**PROVIDED INFORMATION**

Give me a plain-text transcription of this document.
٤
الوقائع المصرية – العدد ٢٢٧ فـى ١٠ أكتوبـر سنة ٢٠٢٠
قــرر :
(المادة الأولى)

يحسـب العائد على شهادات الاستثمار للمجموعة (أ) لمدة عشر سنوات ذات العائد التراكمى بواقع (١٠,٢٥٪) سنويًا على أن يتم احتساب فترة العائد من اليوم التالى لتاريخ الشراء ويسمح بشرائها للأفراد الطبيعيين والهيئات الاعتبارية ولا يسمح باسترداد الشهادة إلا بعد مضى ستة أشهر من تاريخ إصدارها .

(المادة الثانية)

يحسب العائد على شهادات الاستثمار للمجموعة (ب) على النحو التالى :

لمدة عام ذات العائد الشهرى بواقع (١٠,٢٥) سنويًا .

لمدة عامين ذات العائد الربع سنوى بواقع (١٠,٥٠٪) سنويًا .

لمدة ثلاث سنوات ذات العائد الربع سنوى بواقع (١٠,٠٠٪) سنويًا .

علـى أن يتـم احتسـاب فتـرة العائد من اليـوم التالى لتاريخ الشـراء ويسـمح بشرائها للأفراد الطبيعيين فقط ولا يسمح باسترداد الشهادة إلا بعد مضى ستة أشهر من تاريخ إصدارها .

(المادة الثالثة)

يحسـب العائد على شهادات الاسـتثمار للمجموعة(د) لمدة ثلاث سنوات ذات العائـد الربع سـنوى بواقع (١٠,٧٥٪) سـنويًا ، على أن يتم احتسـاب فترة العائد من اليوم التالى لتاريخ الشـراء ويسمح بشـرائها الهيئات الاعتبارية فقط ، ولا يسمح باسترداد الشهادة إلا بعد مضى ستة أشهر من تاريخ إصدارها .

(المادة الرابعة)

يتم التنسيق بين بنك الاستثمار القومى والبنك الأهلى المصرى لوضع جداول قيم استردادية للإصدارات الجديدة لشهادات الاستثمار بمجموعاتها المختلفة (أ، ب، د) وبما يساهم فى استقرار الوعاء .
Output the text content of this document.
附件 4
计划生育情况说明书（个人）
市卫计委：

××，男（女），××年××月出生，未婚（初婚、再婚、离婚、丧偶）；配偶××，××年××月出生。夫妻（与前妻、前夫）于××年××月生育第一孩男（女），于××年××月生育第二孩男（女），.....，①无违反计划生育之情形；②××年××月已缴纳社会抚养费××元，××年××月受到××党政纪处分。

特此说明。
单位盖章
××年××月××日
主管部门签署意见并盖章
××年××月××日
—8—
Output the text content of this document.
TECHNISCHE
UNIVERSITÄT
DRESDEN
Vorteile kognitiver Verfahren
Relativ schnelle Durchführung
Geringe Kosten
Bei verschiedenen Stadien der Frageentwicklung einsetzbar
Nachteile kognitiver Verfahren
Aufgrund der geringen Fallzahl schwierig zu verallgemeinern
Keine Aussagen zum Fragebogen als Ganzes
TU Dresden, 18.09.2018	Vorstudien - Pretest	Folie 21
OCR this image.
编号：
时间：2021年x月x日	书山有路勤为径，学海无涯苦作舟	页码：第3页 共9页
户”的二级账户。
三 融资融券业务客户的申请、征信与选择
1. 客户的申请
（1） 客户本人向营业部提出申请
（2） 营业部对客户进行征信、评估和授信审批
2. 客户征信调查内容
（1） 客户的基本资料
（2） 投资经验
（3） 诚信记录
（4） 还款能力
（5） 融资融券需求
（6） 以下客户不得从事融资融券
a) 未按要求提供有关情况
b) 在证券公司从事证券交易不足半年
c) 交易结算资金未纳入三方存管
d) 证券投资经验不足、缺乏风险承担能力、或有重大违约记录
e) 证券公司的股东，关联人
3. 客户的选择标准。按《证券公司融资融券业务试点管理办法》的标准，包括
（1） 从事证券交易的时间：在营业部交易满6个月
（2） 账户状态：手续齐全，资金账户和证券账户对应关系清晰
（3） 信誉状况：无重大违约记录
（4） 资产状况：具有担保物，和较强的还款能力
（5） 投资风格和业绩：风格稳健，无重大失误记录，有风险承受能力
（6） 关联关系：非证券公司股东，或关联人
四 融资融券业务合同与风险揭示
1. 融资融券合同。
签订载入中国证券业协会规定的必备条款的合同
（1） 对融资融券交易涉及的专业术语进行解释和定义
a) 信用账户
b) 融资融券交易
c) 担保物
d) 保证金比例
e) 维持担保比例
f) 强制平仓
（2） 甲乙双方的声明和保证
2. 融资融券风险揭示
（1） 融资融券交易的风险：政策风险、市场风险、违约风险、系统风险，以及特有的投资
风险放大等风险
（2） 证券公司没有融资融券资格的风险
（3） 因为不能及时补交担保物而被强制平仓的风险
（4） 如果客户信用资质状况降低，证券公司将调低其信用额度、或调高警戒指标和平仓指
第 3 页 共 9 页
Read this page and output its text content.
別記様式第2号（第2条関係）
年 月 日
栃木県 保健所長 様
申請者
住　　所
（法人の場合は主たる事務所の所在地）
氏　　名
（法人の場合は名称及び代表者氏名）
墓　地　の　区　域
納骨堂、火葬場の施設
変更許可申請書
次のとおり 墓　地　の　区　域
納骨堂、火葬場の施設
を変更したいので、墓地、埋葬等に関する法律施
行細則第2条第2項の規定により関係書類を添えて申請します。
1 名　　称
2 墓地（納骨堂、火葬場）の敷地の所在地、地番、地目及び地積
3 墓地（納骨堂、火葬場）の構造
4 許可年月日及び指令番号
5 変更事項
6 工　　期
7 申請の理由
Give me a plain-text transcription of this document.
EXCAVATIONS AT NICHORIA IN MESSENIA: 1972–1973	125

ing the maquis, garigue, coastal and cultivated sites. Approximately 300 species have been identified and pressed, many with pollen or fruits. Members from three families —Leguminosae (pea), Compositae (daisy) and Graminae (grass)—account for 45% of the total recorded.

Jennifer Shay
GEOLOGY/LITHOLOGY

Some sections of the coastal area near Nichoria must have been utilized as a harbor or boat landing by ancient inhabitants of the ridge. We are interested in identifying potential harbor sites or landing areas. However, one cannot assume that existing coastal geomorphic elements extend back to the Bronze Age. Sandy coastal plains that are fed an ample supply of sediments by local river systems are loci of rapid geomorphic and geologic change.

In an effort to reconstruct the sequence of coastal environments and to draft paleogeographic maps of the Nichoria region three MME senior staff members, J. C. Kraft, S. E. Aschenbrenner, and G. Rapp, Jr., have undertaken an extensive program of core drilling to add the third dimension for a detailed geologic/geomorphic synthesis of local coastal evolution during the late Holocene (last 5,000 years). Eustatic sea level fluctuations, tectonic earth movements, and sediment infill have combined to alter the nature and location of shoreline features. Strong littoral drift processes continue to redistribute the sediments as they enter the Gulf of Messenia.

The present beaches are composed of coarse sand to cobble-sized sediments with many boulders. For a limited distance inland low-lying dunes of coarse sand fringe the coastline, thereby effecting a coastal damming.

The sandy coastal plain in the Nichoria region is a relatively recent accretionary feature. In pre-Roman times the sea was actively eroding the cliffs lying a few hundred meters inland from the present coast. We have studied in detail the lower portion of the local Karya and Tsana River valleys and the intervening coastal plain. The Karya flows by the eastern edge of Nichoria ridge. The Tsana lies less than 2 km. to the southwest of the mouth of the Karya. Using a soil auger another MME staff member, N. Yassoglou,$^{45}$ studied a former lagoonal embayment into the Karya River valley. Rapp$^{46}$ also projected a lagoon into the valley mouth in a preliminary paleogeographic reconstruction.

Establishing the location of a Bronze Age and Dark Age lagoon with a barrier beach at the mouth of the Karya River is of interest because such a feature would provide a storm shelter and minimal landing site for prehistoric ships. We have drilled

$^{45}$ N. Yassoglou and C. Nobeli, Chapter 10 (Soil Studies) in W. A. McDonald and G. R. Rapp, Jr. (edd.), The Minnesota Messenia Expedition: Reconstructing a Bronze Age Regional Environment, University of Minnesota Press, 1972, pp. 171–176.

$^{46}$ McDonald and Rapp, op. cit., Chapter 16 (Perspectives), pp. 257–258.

**DIRECTIVE**
From the data above, work out how many lines contain the string "المادة" and reply with only the number.

**RESPONSE BELOW**
4